Written task: Copy out all the entries exactly.

(Stored records)

┌──

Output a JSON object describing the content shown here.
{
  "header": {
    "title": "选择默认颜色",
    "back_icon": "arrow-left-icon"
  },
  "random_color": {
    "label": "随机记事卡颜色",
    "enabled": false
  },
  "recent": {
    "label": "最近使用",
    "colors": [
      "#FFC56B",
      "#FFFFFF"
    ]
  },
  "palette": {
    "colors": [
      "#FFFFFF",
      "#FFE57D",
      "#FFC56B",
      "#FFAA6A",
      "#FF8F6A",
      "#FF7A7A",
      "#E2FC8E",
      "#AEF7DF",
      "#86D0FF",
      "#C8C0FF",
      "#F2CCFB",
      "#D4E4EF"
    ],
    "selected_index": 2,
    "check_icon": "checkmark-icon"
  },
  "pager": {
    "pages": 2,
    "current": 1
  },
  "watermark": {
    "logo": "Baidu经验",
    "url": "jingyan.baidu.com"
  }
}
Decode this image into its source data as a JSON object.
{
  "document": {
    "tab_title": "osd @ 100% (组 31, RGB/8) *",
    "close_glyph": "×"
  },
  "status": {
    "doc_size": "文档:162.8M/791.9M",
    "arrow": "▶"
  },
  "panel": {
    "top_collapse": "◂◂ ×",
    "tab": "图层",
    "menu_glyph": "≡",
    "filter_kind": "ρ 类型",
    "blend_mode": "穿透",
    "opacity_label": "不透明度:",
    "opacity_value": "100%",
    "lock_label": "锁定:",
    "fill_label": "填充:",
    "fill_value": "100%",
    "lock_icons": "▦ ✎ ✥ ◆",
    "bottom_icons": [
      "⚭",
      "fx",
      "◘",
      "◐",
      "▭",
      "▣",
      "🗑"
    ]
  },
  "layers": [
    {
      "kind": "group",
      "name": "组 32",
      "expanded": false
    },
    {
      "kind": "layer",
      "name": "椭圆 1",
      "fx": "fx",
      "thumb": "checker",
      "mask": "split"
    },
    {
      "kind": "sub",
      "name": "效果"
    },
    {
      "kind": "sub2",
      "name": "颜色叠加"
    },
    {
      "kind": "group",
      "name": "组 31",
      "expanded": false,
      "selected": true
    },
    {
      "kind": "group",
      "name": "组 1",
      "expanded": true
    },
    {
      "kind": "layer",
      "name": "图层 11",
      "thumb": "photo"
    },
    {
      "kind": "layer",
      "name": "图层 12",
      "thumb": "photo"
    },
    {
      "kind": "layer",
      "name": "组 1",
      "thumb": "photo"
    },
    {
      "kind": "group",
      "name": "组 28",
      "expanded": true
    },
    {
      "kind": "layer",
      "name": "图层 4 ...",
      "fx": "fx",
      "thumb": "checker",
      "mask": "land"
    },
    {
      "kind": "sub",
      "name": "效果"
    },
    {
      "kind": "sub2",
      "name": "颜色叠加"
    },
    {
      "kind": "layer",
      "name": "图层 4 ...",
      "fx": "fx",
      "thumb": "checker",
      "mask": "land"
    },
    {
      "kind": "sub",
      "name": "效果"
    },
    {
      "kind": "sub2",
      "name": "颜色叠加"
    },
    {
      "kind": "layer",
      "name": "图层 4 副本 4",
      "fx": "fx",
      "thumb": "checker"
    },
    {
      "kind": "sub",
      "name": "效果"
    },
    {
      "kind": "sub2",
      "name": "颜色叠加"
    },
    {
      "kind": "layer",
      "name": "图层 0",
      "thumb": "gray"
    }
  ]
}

└──

Exercise answer:
Output a JSON object describing the content shown here.
{
  "header": {
    "title": "选择默认颜色",
    "back_icon": "arrow-left-icon"
  },
  "random_color": {
    "label": "随机记事卡颜色",
    "enabled": false
  },
  "recent": {
    "label": "最近使用",
    "colors": [
      "#FFC56B",
      "#FFFFFF"
    ]
  },
  "palette": {
    "colors": [
      "#FFFFFF",
      "#FFE57D",
      "#FFC56B",
      "#FFAA6A",
      "#FF8F6A",
      "#FF7A7A",
      "#E2FC8E",
      "#AEF7DF",
      "#86D0FF",
      "#C8C0FF",
      "#F2CCFB",
      "#D4E4EF"
    ],
    "selected_index": 2,
    "check_icon": "checkmark-icon"
  },
  "pager": {
    "pages": 2,
    "current": 1
  },
  "watermark": {
    "logo": "Baidu经验",
    "url": "jingyan.baidu.com"
  }
}
Decode this image into its source data as a JSON object.
{
  "document": {
    "tab_title": "osd @ 100% (组 31, RGB/8) *",
    "close_glyph": "×"
  },
  "status": {
    "doc_size": "文档:162.8M/791.9M",
    "arrow": "▶"
  },
  "panel": {
    "top_collapse": "◂◂ ×",
    "tab": "图层",
    "menu_glyph": "≡",
    "filter_kind": "ρ 类型",
    "blend_mode": "穿透",
    "opacity_label": "不透明度:",
    "opacity_value": "100%",
    "lock_label": "锁定:",
    "fill_label": "填充:",
    "fill_value": "100%",
    "lock_icons": "▦ ✎ ✥ ◆",
    "bottom_icons": [
      "⚭",
      "fx",
      "◘",
      "◐",
      "▭",
      "▣",
      "🗑"
    ]
  },
  "layers": [
    {
      "kind": "group",
      "name": "组 32",
      "expanded": false
    },
    {
      "kind": "layer",
      "name": "椭圆 1",
      "fx": "fx",
      "thumb": "checker",
      "mask": "split"
    },
    {
      "kind": "sub",
      "name": "效果"
    },
    {
      "kind": "sub2",
      "name": "颜色叠加"
    },
    {
      "kind": "group",
      "name": "组 31",
      "expanded": false,
      "selected": true
    },
    {
      "kind": "group",
      "name": "组 1",
      "expanded": true
    },
    {
      "kind": "layer",
      "name": "图层 11",
      "thumb": "photo"
    },
    {
      "kind": "layer",
      "name": "图层 12",
      "thumb": "photo"
    },
    {
      "kind": "layer",
      "name": "组 1",
      "thumb": "photo"
    },
    {
      "kind": "group",
      "name": "组 28",
      "expanded": true
    },
    {
      "kind": "layer",
      "name": "图层 4 ...",
      "fx": "fx",
      "thumb": "checker",
      "mask": "land"
    },
    {
      "kind": "sub",
      "name": "效果"
    },
    {
      "kind": "sub2",
      "name": "颜色叠加"
    },
    {
      "kind": "layer",
      "name": "图层 4 ...",
      "fx": "fx",
      "thumb": "checker",
      "mask": "land"
    },
    {
      "kind": "sub",
      "name": "效果"
    },
    {
      "kind": "sub2",
      "name": "颜色叠加"
    },
    {
      "kind": "layer",
      "name": "图层 4 副本 4",
      "fx": "fx",
      "thumb": "checker"
    },
    {
      "kind": "sub",
      "name": "效果"
    },
    {
      "kind": "sub2",
      "name": "颜色叠加"
    },
    {
      "kind": "layer",
      "name": "图层 0",
      "thumb": "gray"
    }
  ]
}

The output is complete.